══ Input for this task ══

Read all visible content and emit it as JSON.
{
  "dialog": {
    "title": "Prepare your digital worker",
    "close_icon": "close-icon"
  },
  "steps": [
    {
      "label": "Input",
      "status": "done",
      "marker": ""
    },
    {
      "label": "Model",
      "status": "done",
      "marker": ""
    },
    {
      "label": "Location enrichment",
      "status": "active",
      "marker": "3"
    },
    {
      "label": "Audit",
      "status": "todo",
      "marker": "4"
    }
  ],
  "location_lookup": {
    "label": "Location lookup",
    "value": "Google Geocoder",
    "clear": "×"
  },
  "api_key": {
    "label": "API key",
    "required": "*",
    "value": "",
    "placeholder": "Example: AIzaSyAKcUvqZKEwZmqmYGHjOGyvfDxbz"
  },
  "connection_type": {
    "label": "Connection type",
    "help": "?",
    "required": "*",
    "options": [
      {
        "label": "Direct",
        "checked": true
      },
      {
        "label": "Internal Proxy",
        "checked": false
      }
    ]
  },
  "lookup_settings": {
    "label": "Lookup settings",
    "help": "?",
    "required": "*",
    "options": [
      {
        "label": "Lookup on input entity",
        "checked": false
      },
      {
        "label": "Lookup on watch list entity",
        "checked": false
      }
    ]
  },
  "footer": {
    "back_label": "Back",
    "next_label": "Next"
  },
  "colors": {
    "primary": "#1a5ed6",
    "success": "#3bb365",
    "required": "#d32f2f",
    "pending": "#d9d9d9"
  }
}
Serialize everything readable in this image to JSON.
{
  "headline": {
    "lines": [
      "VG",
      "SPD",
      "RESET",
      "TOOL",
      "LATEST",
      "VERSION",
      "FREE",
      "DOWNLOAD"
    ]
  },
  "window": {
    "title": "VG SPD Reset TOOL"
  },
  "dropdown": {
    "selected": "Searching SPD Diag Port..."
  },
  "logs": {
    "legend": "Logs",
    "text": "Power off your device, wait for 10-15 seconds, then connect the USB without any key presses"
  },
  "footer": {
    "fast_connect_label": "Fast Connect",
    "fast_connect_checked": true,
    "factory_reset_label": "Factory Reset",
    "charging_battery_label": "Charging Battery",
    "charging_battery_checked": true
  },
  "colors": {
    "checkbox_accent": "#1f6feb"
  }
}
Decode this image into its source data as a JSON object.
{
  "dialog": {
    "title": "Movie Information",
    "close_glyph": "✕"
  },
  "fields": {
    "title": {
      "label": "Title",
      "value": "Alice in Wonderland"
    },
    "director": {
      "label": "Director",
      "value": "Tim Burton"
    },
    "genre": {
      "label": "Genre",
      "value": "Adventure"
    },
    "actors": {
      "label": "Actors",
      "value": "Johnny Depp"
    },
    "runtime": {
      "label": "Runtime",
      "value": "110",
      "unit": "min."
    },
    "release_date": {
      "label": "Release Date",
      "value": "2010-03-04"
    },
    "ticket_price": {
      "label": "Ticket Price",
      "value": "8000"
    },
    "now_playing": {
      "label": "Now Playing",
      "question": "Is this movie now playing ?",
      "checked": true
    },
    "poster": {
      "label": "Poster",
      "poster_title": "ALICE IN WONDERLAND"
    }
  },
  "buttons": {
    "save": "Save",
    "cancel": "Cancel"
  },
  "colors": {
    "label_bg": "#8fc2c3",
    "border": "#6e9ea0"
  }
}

═══

Goal =
Copy each line of the data that contains the word "true".

Output for this task =
        "checked": true
    "fast_connect_checked": true,
    "charging_battery_checked": true
      "checked": true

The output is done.